++++ DATA SUPPLIED

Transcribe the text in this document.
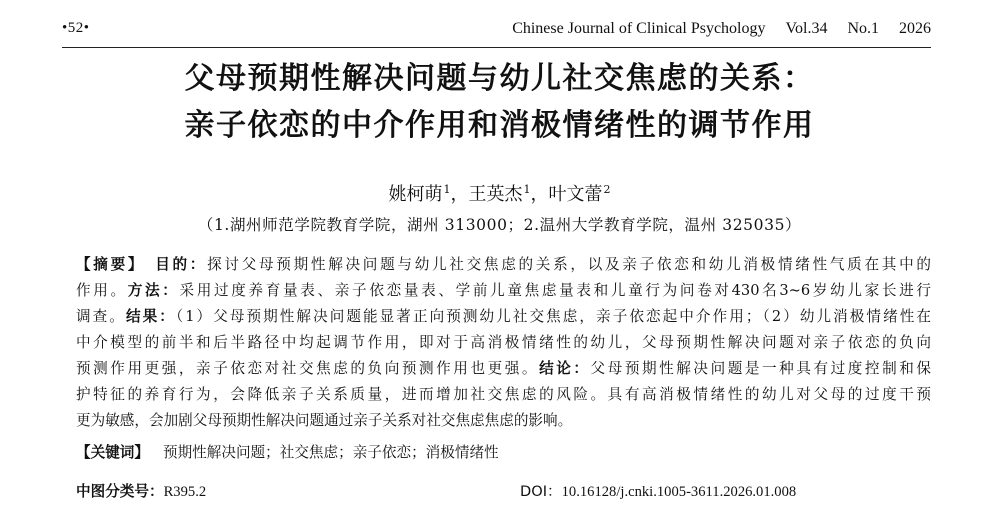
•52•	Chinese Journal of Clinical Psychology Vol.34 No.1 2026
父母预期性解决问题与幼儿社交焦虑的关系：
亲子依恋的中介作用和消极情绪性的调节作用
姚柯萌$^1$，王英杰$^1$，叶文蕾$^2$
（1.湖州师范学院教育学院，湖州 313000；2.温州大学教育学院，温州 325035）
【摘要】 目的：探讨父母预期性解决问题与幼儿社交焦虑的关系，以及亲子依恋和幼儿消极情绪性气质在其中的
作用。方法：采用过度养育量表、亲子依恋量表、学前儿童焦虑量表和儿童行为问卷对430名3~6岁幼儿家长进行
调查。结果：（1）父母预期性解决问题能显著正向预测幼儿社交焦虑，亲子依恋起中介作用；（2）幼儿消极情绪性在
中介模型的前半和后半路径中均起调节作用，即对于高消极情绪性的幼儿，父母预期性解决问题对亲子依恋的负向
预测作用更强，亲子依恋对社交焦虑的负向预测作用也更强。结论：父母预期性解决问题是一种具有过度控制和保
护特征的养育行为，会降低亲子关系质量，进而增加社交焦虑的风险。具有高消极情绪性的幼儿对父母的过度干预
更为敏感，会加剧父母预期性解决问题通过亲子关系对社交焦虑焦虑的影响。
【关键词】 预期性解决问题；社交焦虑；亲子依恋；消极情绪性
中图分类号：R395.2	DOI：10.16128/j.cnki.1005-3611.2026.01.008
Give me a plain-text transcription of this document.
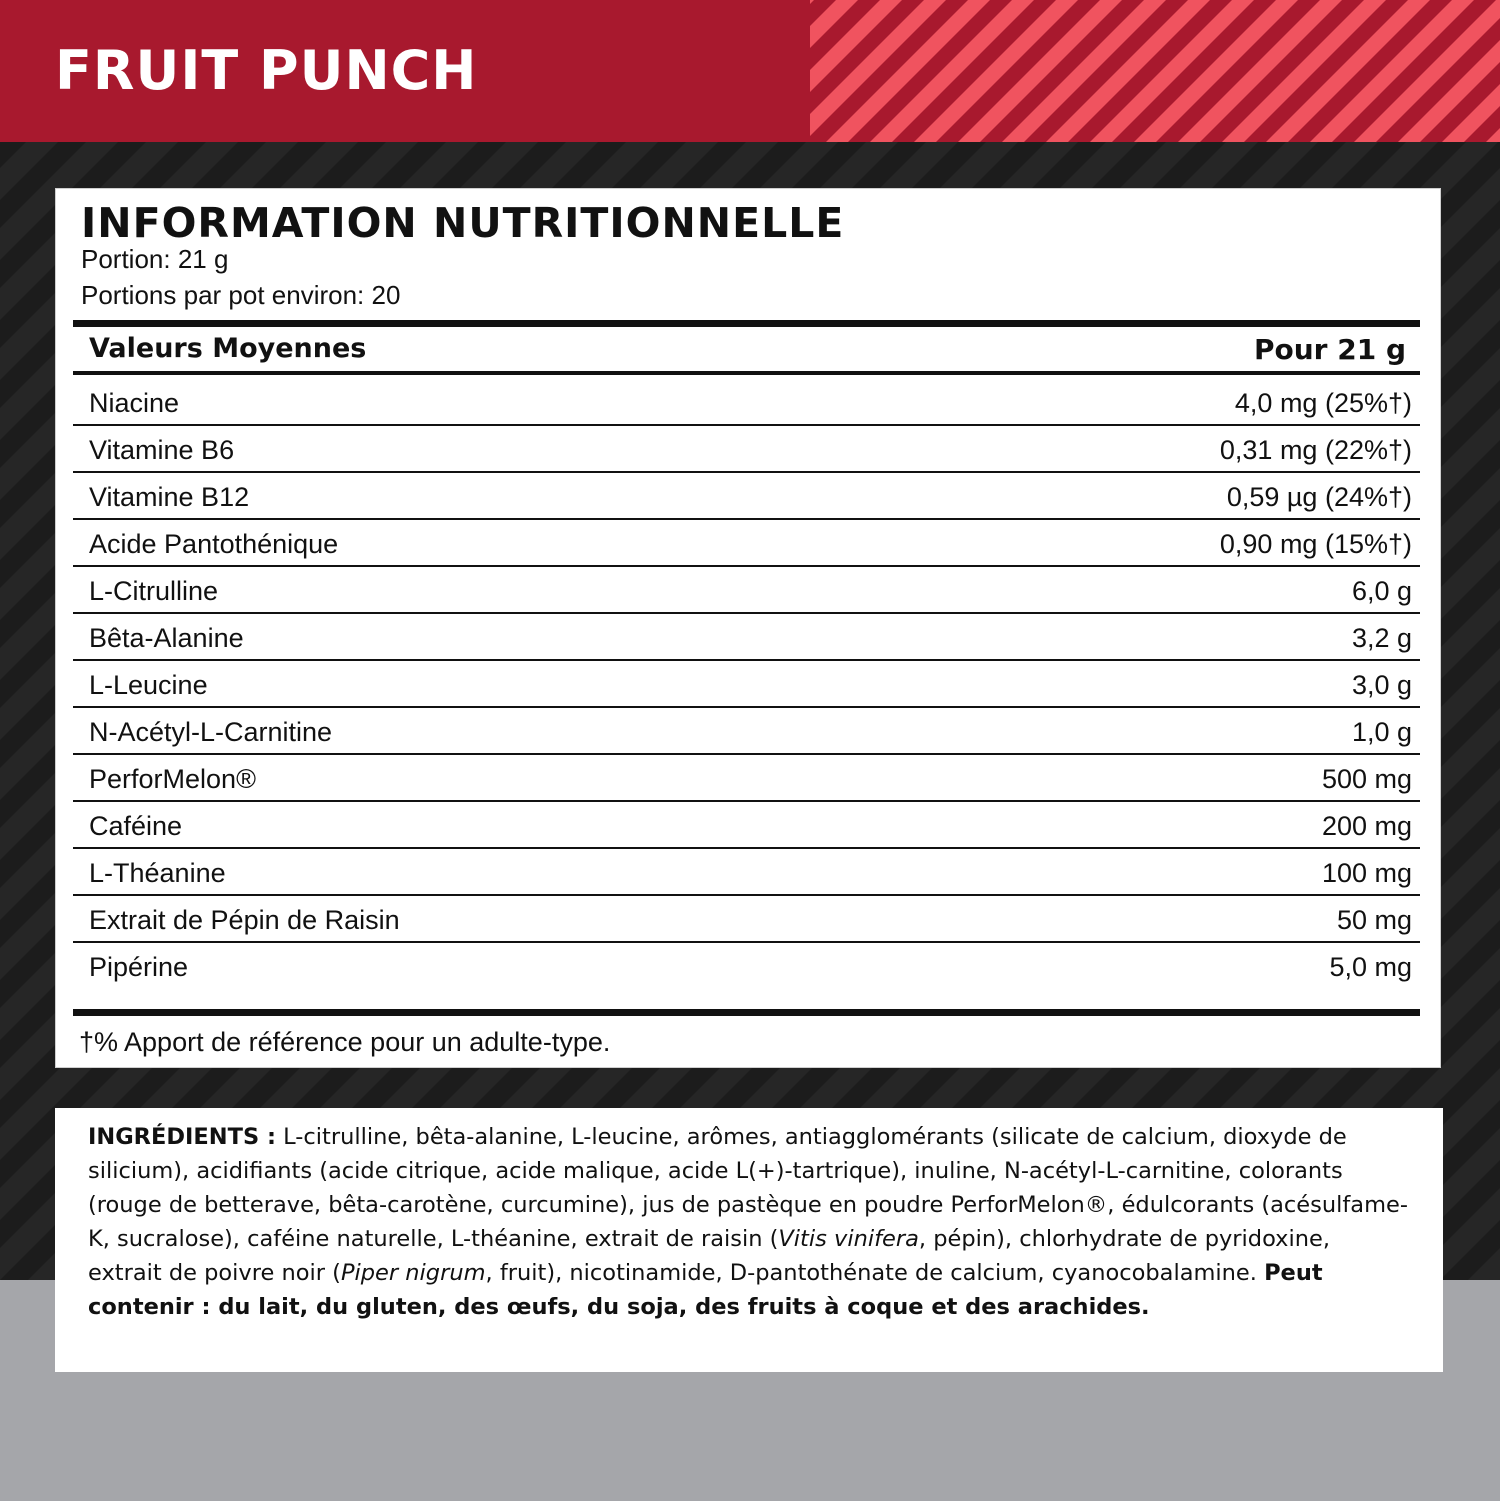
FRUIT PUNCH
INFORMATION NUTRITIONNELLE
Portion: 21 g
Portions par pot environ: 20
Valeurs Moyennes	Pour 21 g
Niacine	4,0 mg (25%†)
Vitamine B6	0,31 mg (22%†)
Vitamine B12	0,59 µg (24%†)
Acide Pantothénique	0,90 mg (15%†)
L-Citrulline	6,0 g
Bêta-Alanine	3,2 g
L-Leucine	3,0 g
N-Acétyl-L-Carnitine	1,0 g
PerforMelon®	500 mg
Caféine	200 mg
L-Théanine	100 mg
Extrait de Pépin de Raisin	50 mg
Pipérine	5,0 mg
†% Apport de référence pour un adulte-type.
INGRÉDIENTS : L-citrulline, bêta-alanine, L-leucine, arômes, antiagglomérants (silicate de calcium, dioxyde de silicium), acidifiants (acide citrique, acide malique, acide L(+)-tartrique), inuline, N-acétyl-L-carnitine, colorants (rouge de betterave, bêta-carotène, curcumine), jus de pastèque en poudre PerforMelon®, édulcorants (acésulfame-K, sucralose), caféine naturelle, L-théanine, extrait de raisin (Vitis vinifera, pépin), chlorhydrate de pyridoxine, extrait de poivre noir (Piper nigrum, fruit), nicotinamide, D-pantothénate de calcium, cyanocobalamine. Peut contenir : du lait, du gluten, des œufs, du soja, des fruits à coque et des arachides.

++++++++

*PROBLEM DESCRIPTION*: Every record above should be written out again without change, except that the pictures are left out.

*TASK OUTPUT*:
Transcribe the text in this document.
•52•	Chinese Journal of Clinical Psychology Vol.34 No.1 2026
父母预期性解决问题与幼儿社交焦虑的关系：
亲子依恋的中介作用和消极情绪性的调节作用
姚柯萌$^1$，王英杰$^1$，叶文蕾$^2$
（1.湖州师范学院教育学院，湖州 313000；2.温州大学教育学院，温州 325035）
【摘要】 目的：探讨父母预期性解决问题与幼儿社交焦虑的关系，以及亲子依恋和幼儿消极情绪性气质在其中的
作用。方法：采用过度养育量表、亲子依恋量表、学前儿童焦虑量表和儿童行为问卷对430名3~6岁幼儿家长进行
调查。结果：（1）父母预期性解决问题能显著正向预测幼儿社交焦虑，亲子依恋起中介作用；（2）幼儿消极情绪性在
中介模型的前半和后半路径中均起调节作用，即对于高消极情绪性的幼儿，父母预期性解决问题对亲子依恋的负向
预测作用更强，亲子依恋对社交焦虑的负向预测作用也更强。结论：父母预期性解决问题是一种具有过度控制和保
护特征的养育行为，会降低亲子关系质量，进而增加社交焦虑的风险。具有高消极情绪性的幼儿对父母的过度干预
更为敏感，会加剧父母预期性解决问题通过亲子关系对社交焦虑焦虑的影响。
【关键词】 预期性解决问题；社交焦虑；亲子依恋；消极情绪性
中图分类号：R395.2	DOI：10.16128/j.cnki.1005-3611.2026.01.008
Give me a plain-text transcription of this document.
FRUIT PUNCH
INFORMATION NUTRITIONNELLE
Portion: 21 g
Portions par pot environ: 20
Valeurs Moyennes	Pour 21 g
Niacine	4,0 mg (25%†)
Vitamine B6	0,31 mg (22%†)
Vitamine B12	0,59 µg (24%†)
Acide Pantothénique	0,90 mg (15%†)
L-Citrulline	6,0 g
Bêta-Alanine	3,2 g
L-Leucine	3,0 g
N-Acétyl-L-Carnitine	1,0 g
PerforMelon®	500 mg
Caféine	200 mg
L-Théanine	100 mg
Extrait de Pépin de Raisin	50 mg
Pipérine	5,0 mg
†% Apport de référence pour un adulte-type.
INGRÉDIENTS : L-citrulline, bêta-alanine, L-leucine, arômes, antiagglomérants (silicate de calcium, dioxyde de silicium), acidifiants (acide citrique, acide malique, acide L(+)-tartrique), inuline, N-acétyl-L-carnitine, colorants (rouge de betterave, bêta-carotène, curcumine), jus de pastèque en poudre PerforMelon®, édulcorants (acésulfame-K, sucralose), caféine naturelle, L-théanine, extrait de raisin (Vitis vinifera, pépin), chlorhydrate de pyridoxine, extrait de poivre noir (Piper nigrum, fruit), nicotinamide, D-pantothénate de calcium, cyanocobalamine. Peut contenir : du lait, du gluten, des œufs, du soja, des fruits à coque et des arachides.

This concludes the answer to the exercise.